Material for this exercise »
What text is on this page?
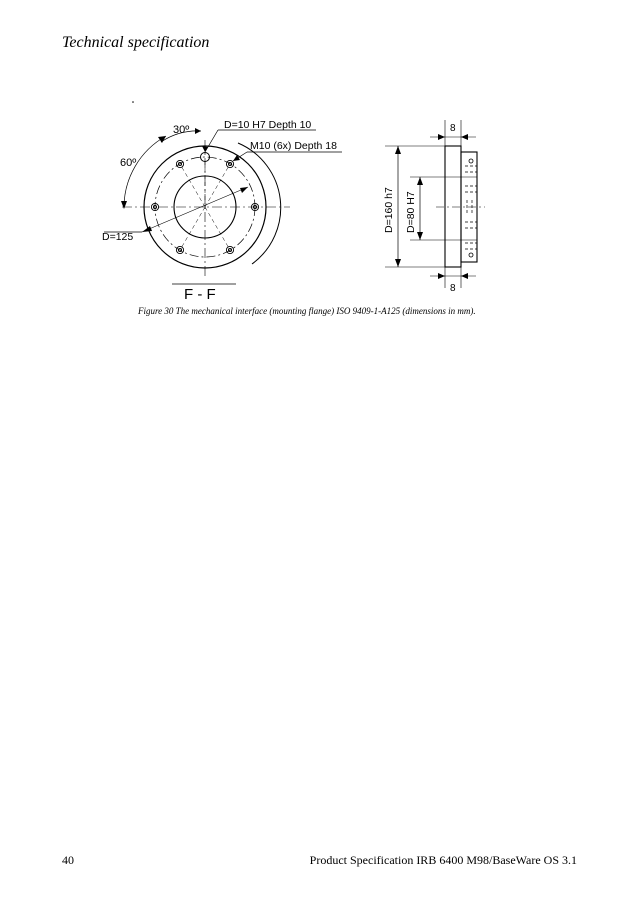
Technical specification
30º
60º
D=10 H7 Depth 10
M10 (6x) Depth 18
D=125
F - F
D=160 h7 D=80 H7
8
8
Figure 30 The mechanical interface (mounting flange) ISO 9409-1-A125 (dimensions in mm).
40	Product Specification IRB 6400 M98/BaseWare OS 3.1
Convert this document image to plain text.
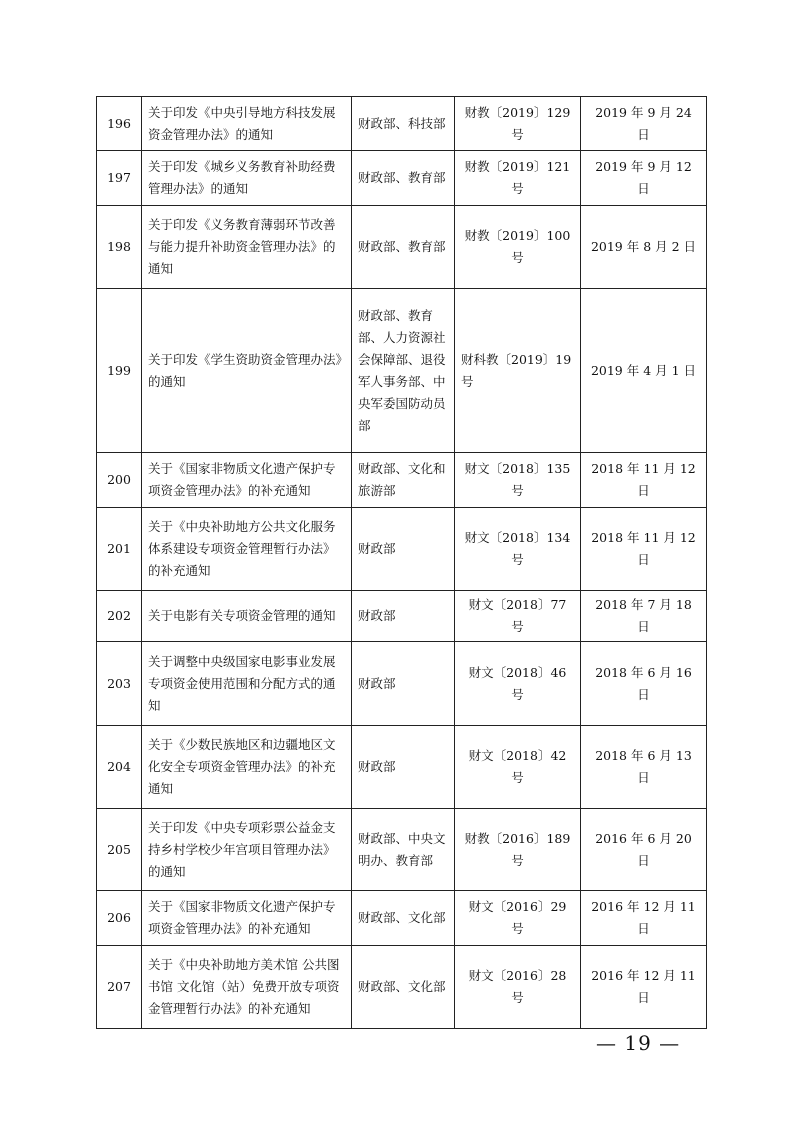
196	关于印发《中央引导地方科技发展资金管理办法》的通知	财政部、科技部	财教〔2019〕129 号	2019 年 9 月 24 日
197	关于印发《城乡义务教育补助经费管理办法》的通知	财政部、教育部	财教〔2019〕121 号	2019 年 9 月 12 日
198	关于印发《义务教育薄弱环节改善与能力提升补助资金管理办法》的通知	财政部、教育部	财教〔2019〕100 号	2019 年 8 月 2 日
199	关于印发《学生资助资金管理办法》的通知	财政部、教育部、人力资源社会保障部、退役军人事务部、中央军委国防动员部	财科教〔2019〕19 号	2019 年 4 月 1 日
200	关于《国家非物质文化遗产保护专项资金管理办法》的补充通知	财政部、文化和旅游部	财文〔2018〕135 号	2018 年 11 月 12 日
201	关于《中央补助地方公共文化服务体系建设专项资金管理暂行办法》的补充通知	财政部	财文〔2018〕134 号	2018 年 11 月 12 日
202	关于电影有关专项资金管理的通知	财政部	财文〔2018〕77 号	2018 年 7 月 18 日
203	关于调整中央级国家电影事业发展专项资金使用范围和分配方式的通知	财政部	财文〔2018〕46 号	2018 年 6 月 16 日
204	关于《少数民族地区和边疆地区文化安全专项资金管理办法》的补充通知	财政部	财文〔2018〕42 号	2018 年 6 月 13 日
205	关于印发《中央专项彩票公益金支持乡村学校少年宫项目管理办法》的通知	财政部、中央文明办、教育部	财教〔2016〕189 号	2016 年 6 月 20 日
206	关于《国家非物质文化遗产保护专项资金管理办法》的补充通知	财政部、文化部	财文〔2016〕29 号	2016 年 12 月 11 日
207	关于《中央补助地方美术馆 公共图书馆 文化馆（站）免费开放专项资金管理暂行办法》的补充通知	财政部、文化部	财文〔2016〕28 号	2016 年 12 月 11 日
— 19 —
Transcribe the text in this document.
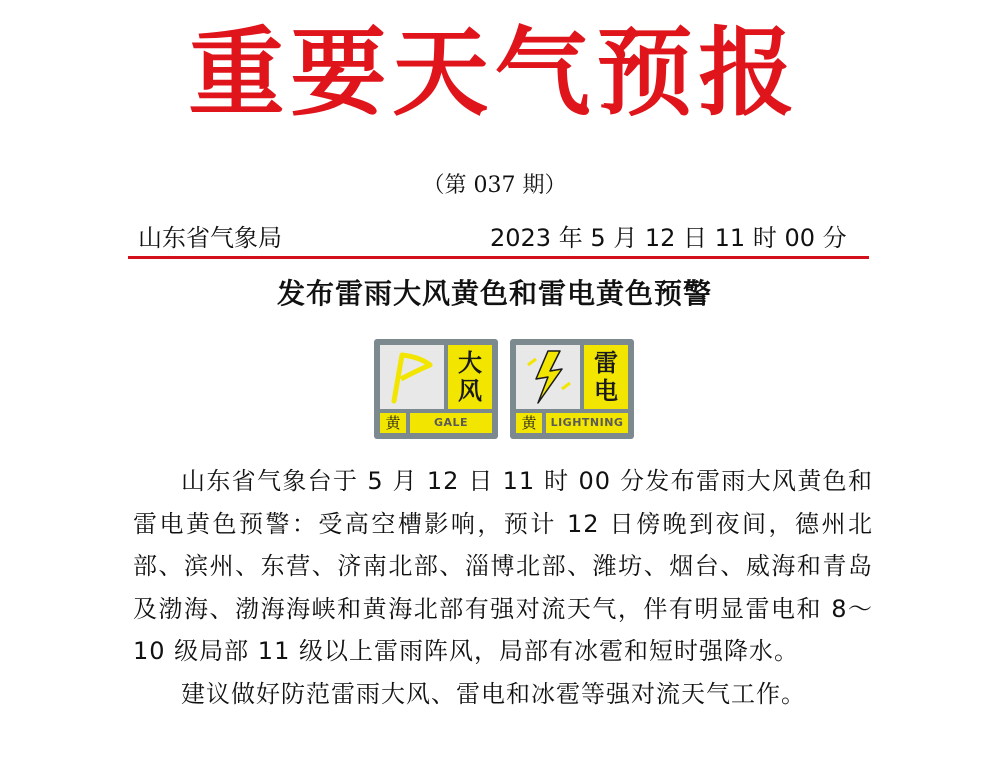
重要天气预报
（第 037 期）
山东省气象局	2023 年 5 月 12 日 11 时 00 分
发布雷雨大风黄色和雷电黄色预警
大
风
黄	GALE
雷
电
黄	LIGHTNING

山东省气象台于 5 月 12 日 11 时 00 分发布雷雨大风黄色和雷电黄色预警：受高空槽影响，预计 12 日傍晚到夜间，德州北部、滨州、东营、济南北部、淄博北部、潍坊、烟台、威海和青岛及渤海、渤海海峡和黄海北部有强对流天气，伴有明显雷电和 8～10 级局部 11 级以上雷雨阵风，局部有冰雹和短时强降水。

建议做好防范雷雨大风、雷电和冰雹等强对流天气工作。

* * *

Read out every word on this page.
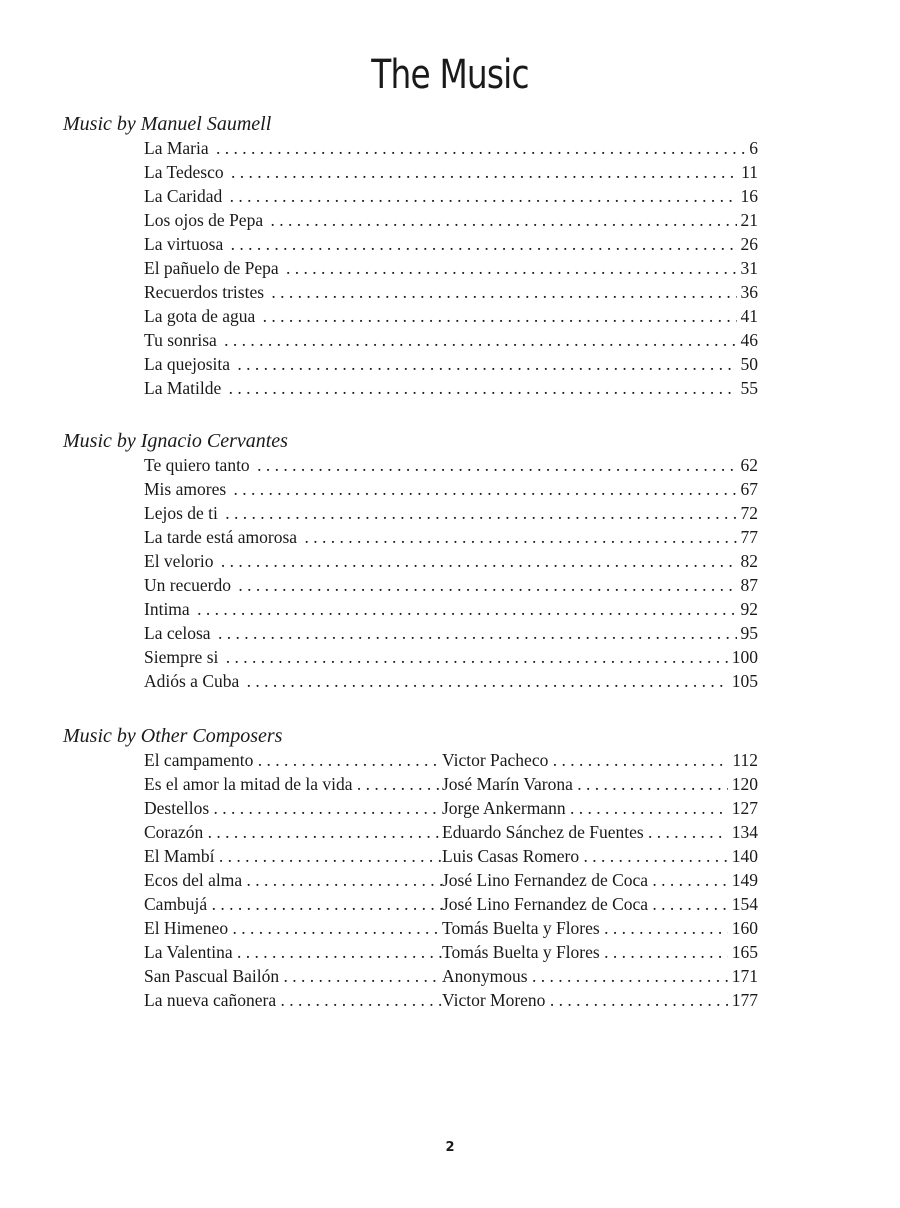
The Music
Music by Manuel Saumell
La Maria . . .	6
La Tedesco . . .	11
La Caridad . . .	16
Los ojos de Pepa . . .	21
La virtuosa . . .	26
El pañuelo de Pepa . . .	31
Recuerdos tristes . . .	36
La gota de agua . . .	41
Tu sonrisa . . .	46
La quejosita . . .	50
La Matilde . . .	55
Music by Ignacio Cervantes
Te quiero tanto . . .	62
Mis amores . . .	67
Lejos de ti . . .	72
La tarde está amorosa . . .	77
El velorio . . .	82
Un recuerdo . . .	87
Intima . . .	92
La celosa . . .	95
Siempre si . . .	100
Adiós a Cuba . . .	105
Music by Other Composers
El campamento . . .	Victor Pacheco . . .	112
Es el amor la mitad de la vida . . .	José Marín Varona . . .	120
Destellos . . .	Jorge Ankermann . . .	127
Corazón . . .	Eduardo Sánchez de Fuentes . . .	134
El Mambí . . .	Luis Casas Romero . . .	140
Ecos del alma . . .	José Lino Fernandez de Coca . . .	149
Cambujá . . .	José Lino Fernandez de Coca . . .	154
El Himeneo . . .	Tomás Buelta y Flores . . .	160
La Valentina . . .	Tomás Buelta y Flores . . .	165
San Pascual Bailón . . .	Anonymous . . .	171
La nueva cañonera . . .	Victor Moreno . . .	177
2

==

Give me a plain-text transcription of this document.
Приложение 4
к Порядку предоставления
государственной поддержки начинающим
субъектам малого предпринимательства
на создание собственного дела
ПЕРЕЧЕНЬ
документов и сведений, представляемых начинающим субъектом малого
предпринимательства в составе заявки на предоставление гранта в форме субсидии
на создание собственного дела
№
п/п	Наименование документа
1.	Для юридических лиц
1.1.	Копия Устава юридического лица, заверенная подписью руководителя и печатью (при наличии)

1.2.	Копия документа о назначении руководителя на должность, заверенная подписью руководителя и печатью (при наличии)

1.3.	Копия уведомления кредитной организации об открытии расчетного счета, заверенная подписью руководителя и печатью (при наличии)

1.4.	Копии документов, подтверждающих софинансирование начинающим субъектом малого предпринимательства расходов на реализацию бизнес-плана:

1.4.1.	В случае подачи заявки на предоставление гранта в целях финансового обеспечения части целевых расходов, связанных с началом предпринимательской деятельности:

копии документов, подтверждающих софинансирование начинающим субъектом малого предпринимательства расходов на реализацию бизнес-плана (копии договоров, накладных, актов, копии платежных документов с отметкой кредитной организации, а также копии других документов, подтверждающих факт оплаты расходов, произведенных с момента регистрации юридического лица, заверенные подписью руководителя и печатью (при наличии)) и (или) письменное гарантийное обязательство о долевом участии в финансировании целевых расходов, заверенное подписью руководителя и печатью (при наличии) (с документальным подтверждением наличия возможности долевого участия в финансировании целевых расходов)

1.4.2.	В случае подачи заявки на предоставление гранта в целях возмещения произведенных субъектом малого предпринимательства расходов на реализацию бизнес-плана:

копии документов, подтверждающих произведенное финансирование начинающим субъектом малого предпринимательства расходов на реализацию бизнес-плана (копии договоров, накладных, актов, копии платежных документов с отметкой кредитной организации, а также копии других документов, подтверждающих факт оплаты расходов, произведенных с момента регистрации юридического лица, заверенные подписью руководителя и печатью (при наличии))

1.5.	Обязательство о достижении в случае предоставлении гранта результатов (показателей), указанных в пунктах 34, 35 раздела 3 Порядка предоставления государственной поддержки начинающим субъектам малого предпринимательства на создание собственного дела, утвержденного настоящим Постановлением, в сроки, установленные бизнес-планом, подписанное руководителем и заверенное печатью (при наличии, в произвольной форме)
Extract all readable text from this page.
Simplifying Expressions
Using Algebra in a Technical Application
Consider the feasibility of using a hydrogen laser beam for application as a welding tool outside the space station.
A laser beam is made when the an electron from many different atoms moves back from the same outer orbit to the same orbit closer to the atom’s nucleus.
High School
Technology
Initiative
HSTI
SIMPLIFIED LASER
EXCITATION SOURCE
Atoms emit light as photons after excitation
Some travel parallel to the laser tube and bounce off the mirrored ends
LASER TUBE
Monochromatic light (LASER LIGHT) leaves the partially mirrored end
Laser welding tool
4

Written task » Give back only a number, the number of lines where the string "заверенная" occurs.

Output of the exercise » 3